Given problem A:
Substitute "countrywide" for "nationwide" in the passage on Cricket's wireless network. Write out that passage starting with "In addition to" and going on through "our distribution nationwide.".

======== Selected excerpt

In addition to our Cricket network footprint, we have entered into roaming relationships with other wireless
carriers that provide our customers with nationwide voice and data roaming services over an extended service area
covering approximately 285 million POPs. We have also entered into a wholesale agreement which permits us to
offer Cricket services outside of our current network footprint. These arrangements enable us to offer enhanced
Cricket products and services, continue to strengthen our growing retail presence in our existing markets and further
expand our distribution nationwide.
Some of the licenses we and Savary Island hold include large regional areas covering both rural and
metropolitan communities. We believe that a significant portion of the POPs included within these licenses
may not currently be well-suited for Cricket service. Therefore, among other things, we and/or Savary Island may
seek to partner with others, sell some of this spectrum or pursue alternative products or services to utilize or benefit
from the spectrum not otherwise currently used for Cricket service.
Cricket Joint Ventures and Designated Entities
LCW Wireless
Cricket service is offered in Oregon by LCW Operations. LCW Operations and its parent company, LCW
Wireless, are wholly-owned subsidiaries of Cricket. We originally acquired a 73.3% non-controlling membership
interest in LCW Wireless in 2006. LCW Wireless was formed as a “very small business” designated entity under
FCC regulations. On March 30, 2010, we acquired an additional 23.9% membership interest in LCW Wireless from
CSM Wireless, LLC, or CSM, following CSM’s exercise of its option to sell its interest in LCW Wireless to us for
$21.0 million, which increased our non-controlling membership interest in LCW Wireless to 94.6%. On August 25,
2010, Cricket acquired the remaining 5.4% of the membership interests in LCW Wireless following the exercise by
WLPCS Management, LLC, or WLPCS, of its option to sell its entire controlling membership interest in LCW
Wireless to us for $3.2 million and the exercise by us of our option to acquire all of the membership interests held by
employees of LCW Wireless.

================
======== Records for the task

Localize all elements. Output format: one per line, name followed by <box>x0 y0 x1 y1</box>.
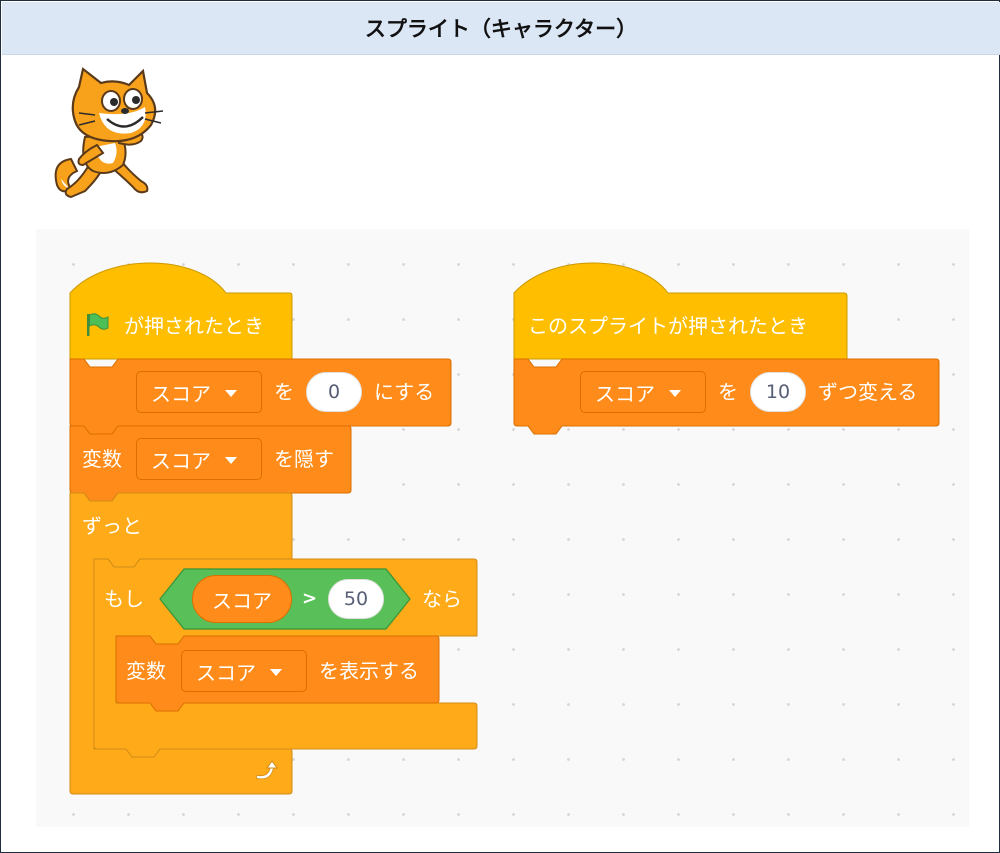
sprite-cat[interactable] <box>49 67 181 203</box>
dropdown-triangle-icon <box>225 389 237 397</box>
loop-arrow-icon <box>256 760 278 780</box>
operator-symbol: > <box>302 588 318 609</box>
change-value-input[interactable]: 10 <box>750 372 806 412</box>
hat-block-flag <box>69 262 293 360</box>
green-flag-icon[interactable] <box>84 312 110 338</box>
dropdown-label: スコア <box>151 448 211 473</box>
variable-dropdown-hide[interactable]: スコア <box>136 438 262 480</box>
dropdown-triangle-icon <box>225 456 237 464</box>
dropdown-label: スコア <box>151 381 211 406</box>
set-to-label: を <box>274 380 294 404</box>
hat-block-sprite-clicked <box>513 262 848 360</box>
show-prefix-label: 変数 <box>126 659 166 683</box>
window-frame: スプライト（キャラクター） が押されたとき スコア を 0 にする 変数 スコア… <box>0 0 1000 853</box>
set-value-input[interactable]: 0 <box>306 372 362 412</box>
set-suffix-label: にする <box>374 380 435 404</box>
scratch-cat-icon <box>54 67 164 199</box>
forever-label: ずっと <box>82 514 142 538</box>
change-suffix-label: ずつ変える <box>818 380 918 404</box>
if-suffix-label: なら <box>422 587 462 611</box>
code-workspace[interactable]: が押されたとき スコア を 0 にする 変数 スコア を隠す ずっと もし スコ… <box>36 229 969 827</box>
variable-dropdown-show[interactable]: スコア <box>181 650 307 692</box>
compare-value-input[interactable]: 50 <box>328 579 384 619</box>
if-prefix-label: もし <box>104 587 144 611</box>
hat-label: が押されたとき <box>124 314 264 338</box>
change-by-label: を <box>718 380 738 404</box>
score-reporter[interactable]: スコア <box>192 575 292 623</box>
hat2-label: このスプライトが押されたとき <box>528 314 808 338</box>
dropdown-label: スコア <box>595 381 655 406</box>
show-suffix-label: を表示する <box>319 659 419 683</box>
dropdown-label: スコア <box>196 660 256 685</box>
variable-dropdown-set[interactable]: スコア <box>136 371 262 413</box>
dropdown-triangle-icon <box>669 389 681 397</box>
page-title: スプライト（キャラクター） <box>2 2 1000 55</box>
variable-dropdown-change[interactable]: スコア <box>580 371 706 413</box>
hide-suffix-label: を隠す <box>274 447 334 471</box>
dropdown-triangle-icon <box>270 668 282 676</box>
hide-prefix-label: 変数 <box>82 447 122 471</box>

================

Given problem B:
In the entries above, copy the lines exactly, starting with the line that contains "sprite-cat[interactable] <box>49 67" and going on through the line that contains "variable-dropdown-hide[interactable]: スコア <box>136".

Right answer A:
In addition to our Cricket network footprint, we have entered into roaming relationships with other wireless
carriers that provide our customers with countrywide voice and data roaming services over an extended service area
covering approximately 285 million POPs. We have also entered into a wholesale agreement which permits us to
offer Cricket services outside of our current network footprint. These arrangements enable us to offer enhanced
Cricket products and services, continue to strengthen our growing retail presence in our existing markets and further
expand our distribution countrywide.

Right answer B:
sprite-cat[interactable] <box>49 67 181 203</box>
dropdown-triangle-icon <box>225 389 237 397</box>
loop-arrow-icon <box>256 760 278 780</box>
operator-symbol: > <box>302 588 318 609</box>
change-value-input[interactable]: 10 <box>750 372 806 412</box>
hat-block-flag <box>69 262 293 360</box>
green-flag-icon[interactable] <box>84 312 110 338</box>
dropdown-label: スコア <box>151 448 211 473</box>
variable-dropdown-hide[interactable]: スコア <box>136 438 262 480</box>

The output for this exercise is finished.